Task directions —
Each entry below is to be written out exactly, and the pictures are to be left out.

Records from a data collection —

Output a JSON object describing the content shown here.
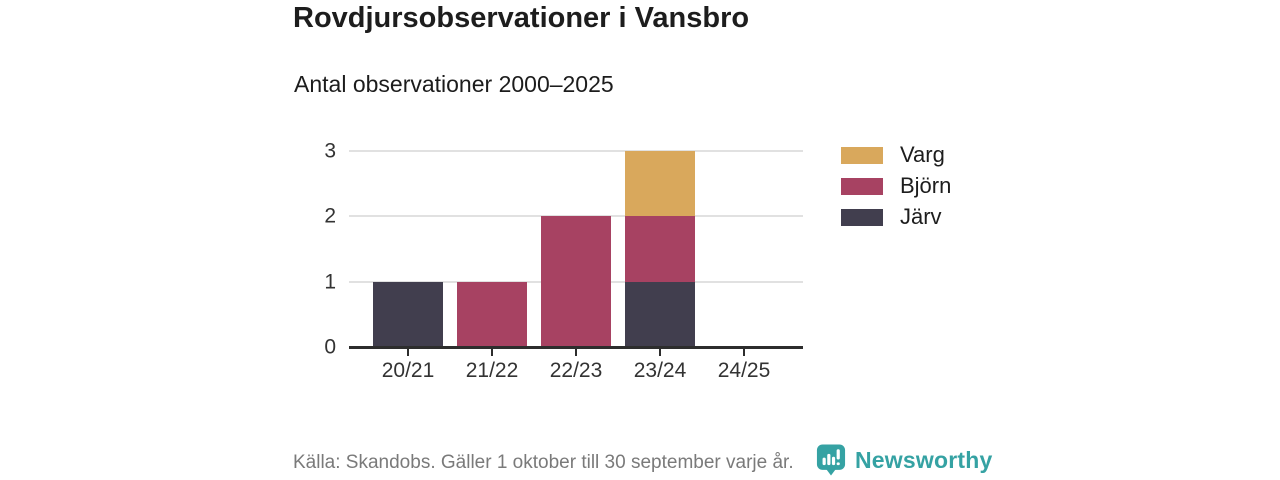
{
  "header": {
    "title": "Rovdjursobservationer i Vansbro",
    "subtitle": "Antal observationer 2000–2025"
  },
  "chart_data": {
    "type": "bar",
    "stacked": true,
    "title": "Rovdjursobservationer i Vansbro",
    "subtitle": "Antal observationer 2000–2025",
    "categories": [
      "20/21",
      "21/22",
      "22/23",
      "23/24",
      "24/25"
    ],
    "series": [
      {
        "name": "Varg",
        "color": "#d9a85c",
        "values": [
          0,
          0,
          0,
          1,
          0
        ]
      },
      {
        "name": "Björn",
        "color": "#a74262",
        "values": [
          0,
          1,
          2,
          1,
          0
        ]
      },
      {
        "name": "Järv",
        "color": "#413e4e",
        "values": [
          1,
          0,
          0,
          1,
          0
        ]
      }
    ],
    "totals": [
      1,
      1,
      2,
      3,
      0
    ],
    "ylim": [
      0,
      3
    ],
    "yticks": [
      0,
      1,
      2,
      3
    ],
    "grid": true,
    "legend_position": "right",
    "axis_color": "#2d2d2d",
    "grid_color": "#e1e1e1"
  },
  "footer": {
    "source": "Källa: Skandobs. Gäller 1 oktober till 30 september varje år.",
    "brand": "Newsworthy",
    "brand_color": "#35a2a3"
  }
}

Solution to this task —
Output a JSON object describing the content shown here.
{
  "header": {
    "title": "Rovdjursobservationer i Vansbro",
    "subtitle": "Antal observationer 2000–2025"
  },
  "chart_data": {
    "type": "bar",
    "stacked": true,
    "title": "Rovdjursobservationer i Vansbro",
    "subtitle": "Antal observationer 2000–2025",
    "categories": [
      "20/21",
      "21/22",
      "22/23",
      "23/24",
      "24/25"
    ],
    "series": [
      {
        "name": "Varg",
        "color": "#d9a85c",
        "values": [
          0,
          0,
          0,
          1,
          0
        ]
      },
      {
        "name": "Björn",
        "color": "#a74262",
        "values": [
          0,
          1,
          2,
          1,
          0
        ]
      },
      {
        "name": "Järv",
        "color": "#413e4e",
        "values": [
          1,
          0,
          0,
          1,
          0
        ]
      }
    ],
    "totals": [
      1,
      1,
      2,
      3,
      0
    ],
    "ylim": [
      0,
      3
    ],
    "yticks": [
      0,
      1,
      2,
      3
    ],
    "grid": true,
    "legend_position": "right",
    "axis_color": "#2d2d2d",
    "grid_color": "#e1e1e1"
  },
  "footer": {
    "source": "Källa: Skandobs. Gäller 1 oktober till 30 september varje år.",
    "brand": "Newsworthy",
    "brand_color": "#35a2a3"
  }
}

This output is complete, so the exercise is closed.